Okuma metni
Yerel seçimler yaklaşıyor. Sosyalist soldakiler dışında tüm partilerde hummalı bir faaliyet var şu sıralarda. Bir yandan örgüt içi dengeler gözetilirken, diğer yandan da halktan en çok oyu alacak aday arayışı içinde herkes. En büyük talep, doğal olarak da en büyük sıkıntı AKP ile CHP’de yaşanıyor. Seçim kazanma şansı yüksek olan bu partilerde sözcüğün tam anlamıyla aday enflasyonu var. Kimileri halkın karşısında çıkıp, aday olduğunu açık yürekle söylerken, büyük çoğunluk da kulis çalışmaları ile süreci yürütüyor. Doğrusu ya, belediye meclisi ile il genel meclisi üyelikleri de bir kısım siyaset erbabının iştahını kabartıyor. Bir elin parmağı kadar az sayıda insan gerçekten hizmet için aday oralara. Bir bölümü meclislerin yaratacağı rantın ve kazandıracağı toplumsal statünün peşinde… Kimileri de ilerideki seçimlerde belediye başkanlığı ya da milletvekili adaylığı için sıçrama tahtası olarak kullanmak istiyor. Ayrımsız tüm partilerin iç hayatı antidemokratik olduğu için, bizeyse, kendi içimizden çıkardıklarımıza değil, sunulan listelere oy vermek düşüyor…

 

Bunca yıldır okur, yazarım, şu siyaset esnafının, kafasının, hangi noktada çalıştığını anlayamadım bir türlü. Her şeyi kendilerine hak gördüklerine, kendilerini herkesin üstüne çıkardıklarına göre, toplumun da en akıllısı olduğu iddiasındalar galiba. Dile getirmeseler bile içtenlikle inanıyorlar buna. Bana sorarsanız, inanmak ne kelime, resmen iman ediyorlar. Ortalama insanın bunca hırsı, kişisel ikbali için bunca gözü kara tavrı ortaya koyması mümkün değil ayrıca… Dahası bizcileyin sıradan insanların çok ötesinde bir vücut kimyasına, ruhsal yapıya sahipler. Tanrı kumaşlarını özel dokumuş sanki. Bunca çapraşık ilişki geliştirip, onca stresi yüklendikten sonra, bunca manevra kabiliyetine sahip olmak her babayiğidin harcı değil bence… Dün “ak” dediğine bugün “kara” diyebilecek, bugün sövdüğü insanlarla yarın kol kola girerek yol arkadaşlığı yapacak kadar ilkesiz olup, bunu “hizmet aşkı” ile başlayan cümlelerle topluma yutturmaksa havsalamın almadığı bir tiyatral yeteneğe karşılık geliyor.

Yapılacak işler
[a] Yerel seçimler yazısına göre aday enflasyonu hangi iki partide yaşanıyor?
[b] Yerel seçimler yazısını kaldığı yerden devam ettirerek bir paragraf daha yazın.
Malzemeyi kullanmanız gerekmiyor.

Verilen malzeme
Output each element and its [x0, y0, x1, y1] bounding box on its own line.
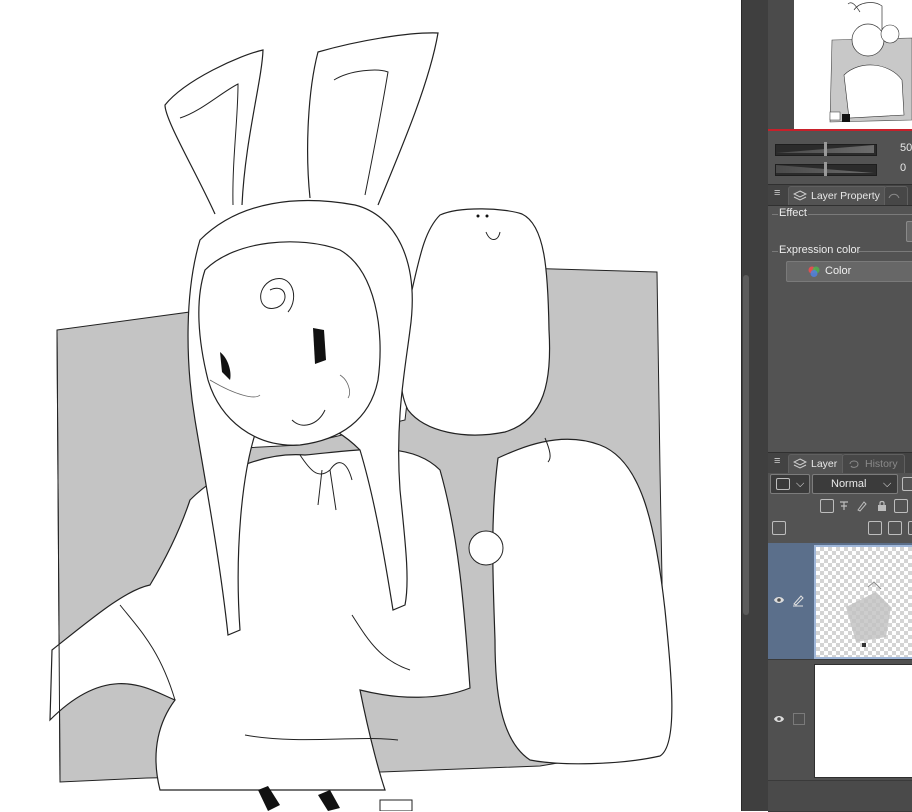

Görevlerin yanıtları
[a] AKP ile CHP'de.

[b]
 

HER ALT MAKAM BİR ÜST MAKAMIN GEÇİŞ KAPISIDIR

Gerçi Türkiye’de de böyle ama kendini “hini hacette” sayan, varlığının kent için yaşamsal önemde olduğunu düşünen mebzul miktarda siyasetçi eskisi var Zonguldak’ta. Bu zevat -Allah geçinden versin- gözlerini fani hayata yummadığı sürece her dönem, her yere aday kesinlikle. Muhtarlığı da yakıştırıyorlar kendilerine, cumhurbaşkanlığını da… Gözleri hep yükseklerde olsa da görevin küçüğü büyüğü olmaz onlar için; her alt makam, bir üst makamın geçiş kapısıdır nasıl olsa... İnanmayan arşivlere bakabilir, ister genel, isterse de yerel seçimlerde olsun, aday olarak, ilkin hep aynı isimler gelir gündeme. Çarkın öyle kurulduğundan olacak bu durum hiç değişmez… Kendileri aday olarak ortaya çıkmasa bile kentteki bir kısım aklı evvel allayıp pullayarak isimlerini atıverir ortaya. Tüm ışıltısızlıklarına karşın, kentsel siyasette epeyce de belirleyici olan bu çevreler her türlü fikri üretkenliğe olduğu gibi siyasetin yeni insanlarla, yeni bir soluk kazanması fikrine de uzaktır. Galiba öyle de olmak zorundadır.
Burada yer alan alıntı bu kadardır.